**TEXT EXCERPT:**

☆ ☆ ☆ ☆ ☆

High Energy Physics - Theory
[Submitted on 12 Nov 2015 (this version), latest version 16 Jun 2016 (v4)]
Title:Effective approach to non-relativistic quantum mechanics
View PDFAbstract:Boundary conditions on non-relativistic wavefunctions are generally not completely constrained by the basic precepts of quantum mechanics, so understanding the set of possible self-adjoint extensions of the Hamiltonian is required. For real physical systems, non-trivial self-adjoint extensions have been used to model contact potentials when those interactions are expected a priori. However, they must be incorporated into the effective description of any quantum mechanical system in order to capture possible short-distance physics that does not decouple in the low energy limit. Here, an approach is described wherein an artificial boundary is inserted at an intermediate scale on which boundary conditions may encode short-distance effects that are hidden behind the boundary. Using this approach, an analysis is performed of the free particle, harmonic oscillator, and Coulomb potential in three dimensions. Requiring measurable quantities, such as spectra and cross sections, to be independent of this artificial boundary, renormalization group-type equations are derived that determine how the boundary conditions flow with the scale of the boundary. Generically, observables differ from their canonical values and symmetries are anomalously broken. Connections are made to well-studied physical systems, such as the deuteron and condensed matter systems that employ Feshbach resonances.

☆ ☆ ☆ ☆ ☆

**RECORDED DATA:**
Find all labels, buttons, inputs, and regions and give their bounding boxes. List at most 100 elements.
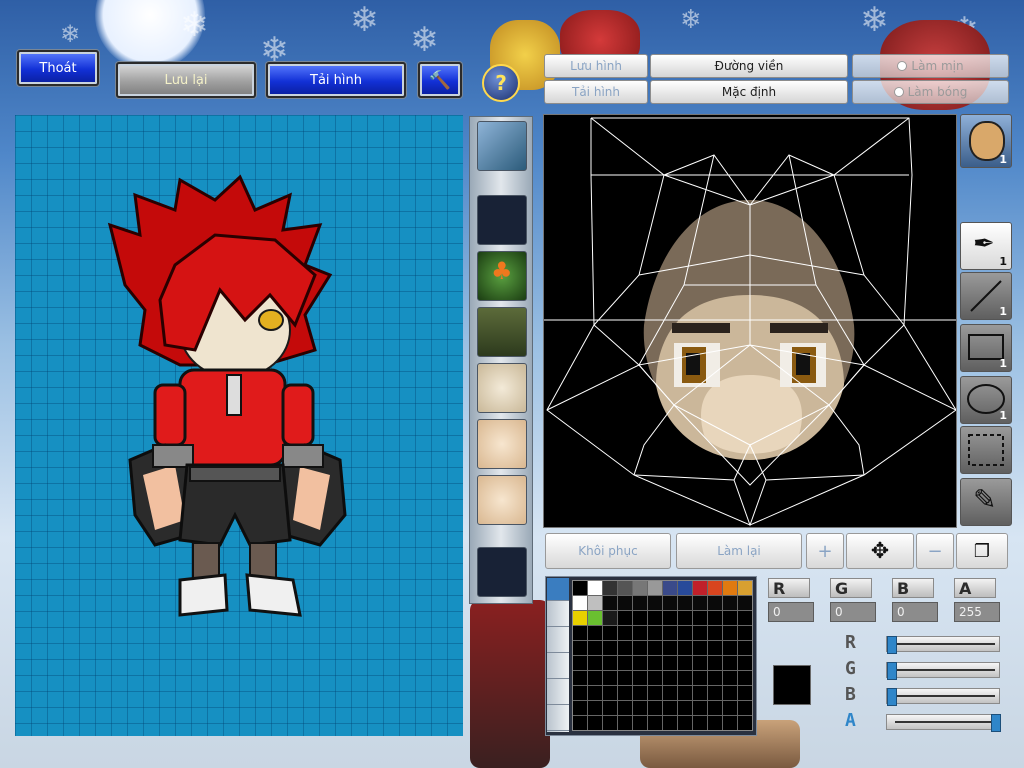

☆ ☆ ☆ ☆ ☆

**WORK INSTRUCTIONS:**
Using the abstract on non-relativistic quantum mechanics, decide whether each statement below agrees with it, answering yes or no and quoting the deciding words exactly. 1. The analysis covers the free particle, the harmonic oscillator and the Coulomb potential in three dimensions. 2. Observables generally keep their canonical values. 3. The artificial boundary is placed at the shortest distance scale. Rely only on the abstract, not on the listing.

**WRITTEN ANSWER:**
1. Yes: "an analysis is performed of the free particle, harmonic oscillator, and Coulomb potential in three dimensions"
2. No: "Generically, observables differ from their canonical values"
3. No: "an artificial boundary is inserted at an intermediate scale"